> _Aim of the task_
Lift every line from the entries that includes the word "克盐放入".

[Some records]
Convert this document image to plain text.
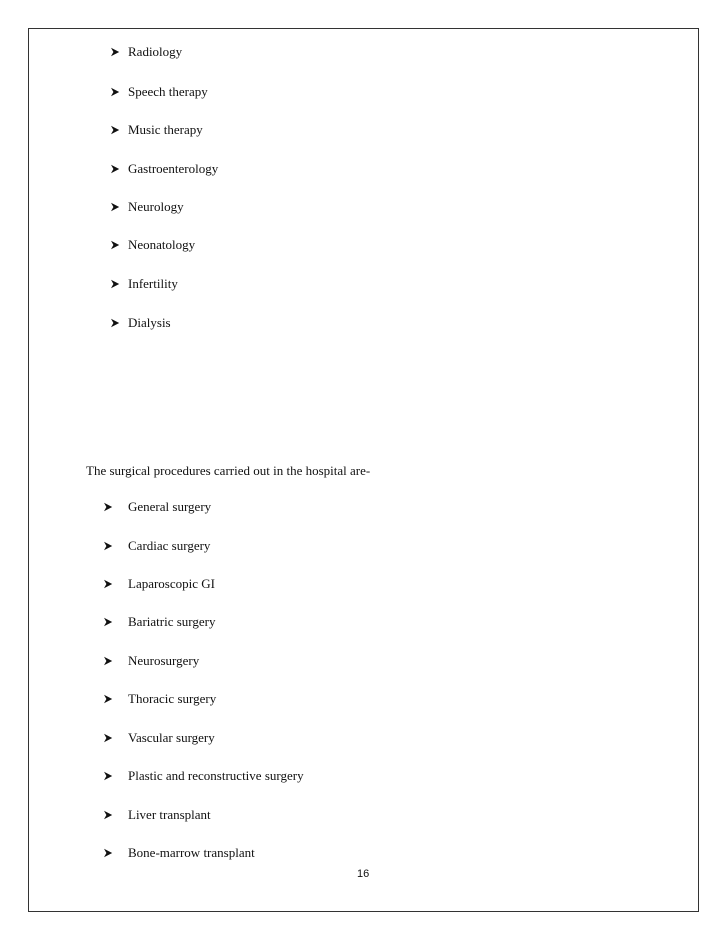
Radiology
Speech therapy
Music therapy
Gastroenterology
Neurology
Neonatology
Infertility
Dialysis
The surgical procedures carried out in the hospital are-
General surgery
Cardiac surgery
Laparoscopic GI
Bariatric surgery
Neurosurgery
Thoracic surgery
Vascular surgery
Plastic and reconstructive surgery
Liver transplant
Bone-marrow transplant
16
...
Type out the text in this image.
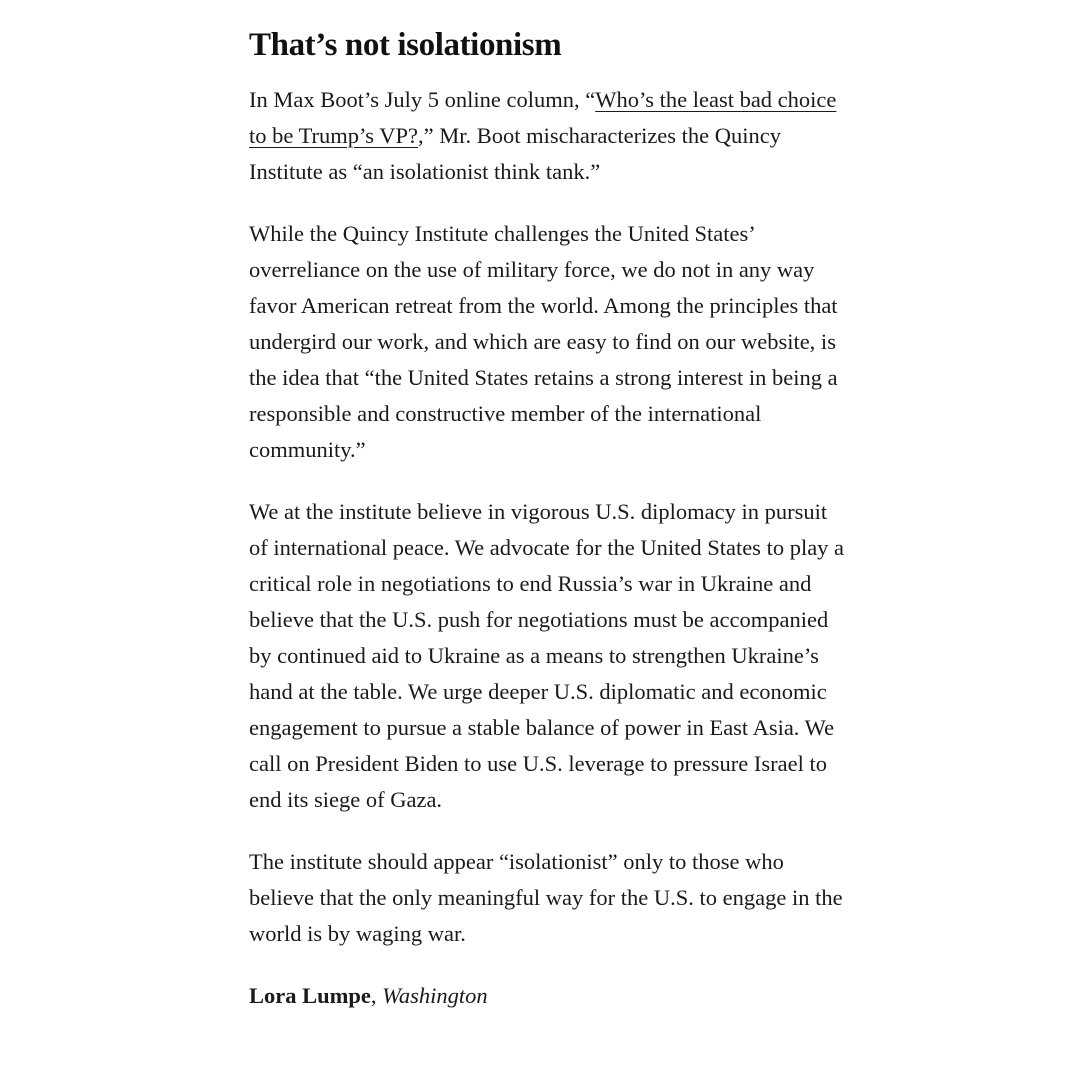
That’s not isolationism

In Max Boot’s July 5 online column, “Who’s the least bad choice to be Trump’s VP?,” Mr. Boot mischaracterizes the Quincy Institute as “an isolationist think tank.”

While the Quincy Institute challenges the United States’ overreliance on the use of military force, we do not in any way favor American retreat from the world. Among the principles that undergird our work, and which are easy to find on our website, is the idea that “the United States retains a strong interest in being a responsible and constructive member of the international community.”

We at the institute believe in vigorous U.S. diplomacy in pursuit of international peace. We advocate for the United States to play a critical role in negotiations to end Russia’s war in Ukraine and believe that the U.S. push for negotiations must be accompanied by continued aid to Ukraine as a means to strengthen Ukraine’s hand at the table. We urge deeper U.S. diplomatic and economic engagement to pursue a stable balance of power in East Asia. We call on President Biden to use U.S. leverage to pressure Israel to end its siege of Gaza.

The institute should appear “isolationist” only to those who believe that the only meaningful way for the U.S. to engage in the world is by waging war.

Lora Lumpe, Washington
...
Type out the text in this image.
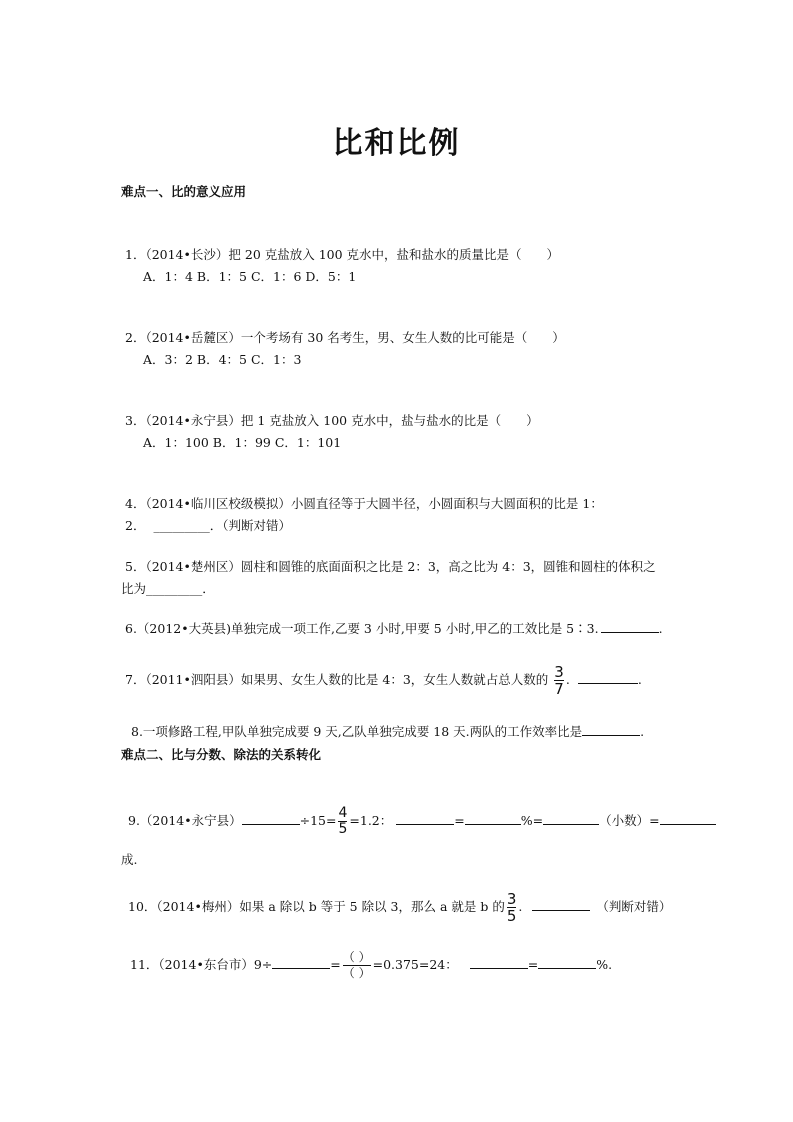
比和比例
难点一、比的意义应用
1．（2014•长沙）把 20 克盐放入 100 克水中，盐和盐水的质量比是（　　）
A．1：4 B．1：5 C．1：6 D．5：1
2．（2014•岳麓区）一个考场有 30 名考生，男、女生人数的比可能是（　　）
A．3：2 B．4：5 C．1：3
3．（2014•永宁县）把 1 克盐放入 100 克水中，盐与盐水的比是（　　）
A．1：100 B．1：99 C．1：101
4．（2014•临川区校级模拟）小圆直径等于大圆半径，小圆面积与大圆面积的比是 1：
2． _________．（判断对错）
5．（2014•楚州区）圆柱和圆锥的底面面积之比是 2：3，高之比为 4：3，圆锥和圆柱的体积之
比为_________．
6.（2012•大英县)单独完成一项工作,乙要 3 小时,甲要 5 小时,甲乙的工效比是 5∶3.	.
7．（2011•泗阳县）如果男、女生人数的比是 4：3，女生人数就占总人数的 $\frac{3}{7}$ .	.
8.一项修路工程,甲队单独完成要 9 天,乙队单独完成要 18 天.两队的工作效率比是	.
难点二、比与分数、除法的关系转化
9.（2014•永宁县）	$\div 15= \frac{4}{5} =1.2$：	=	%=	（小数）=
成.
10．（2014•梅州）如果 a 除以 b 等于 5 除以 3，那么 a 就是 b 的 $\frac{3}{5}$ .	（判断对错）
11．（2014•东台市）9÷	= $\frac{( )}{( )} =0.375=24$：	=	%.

> _Full answer_
1．（2014•长沙）把 20 克盐放入 100 克水中，盐和盐水的质量比是（　　）
3．（2014•永宁县）把 1 克盐放入 100 克水中，盐与盐水的比是（　　）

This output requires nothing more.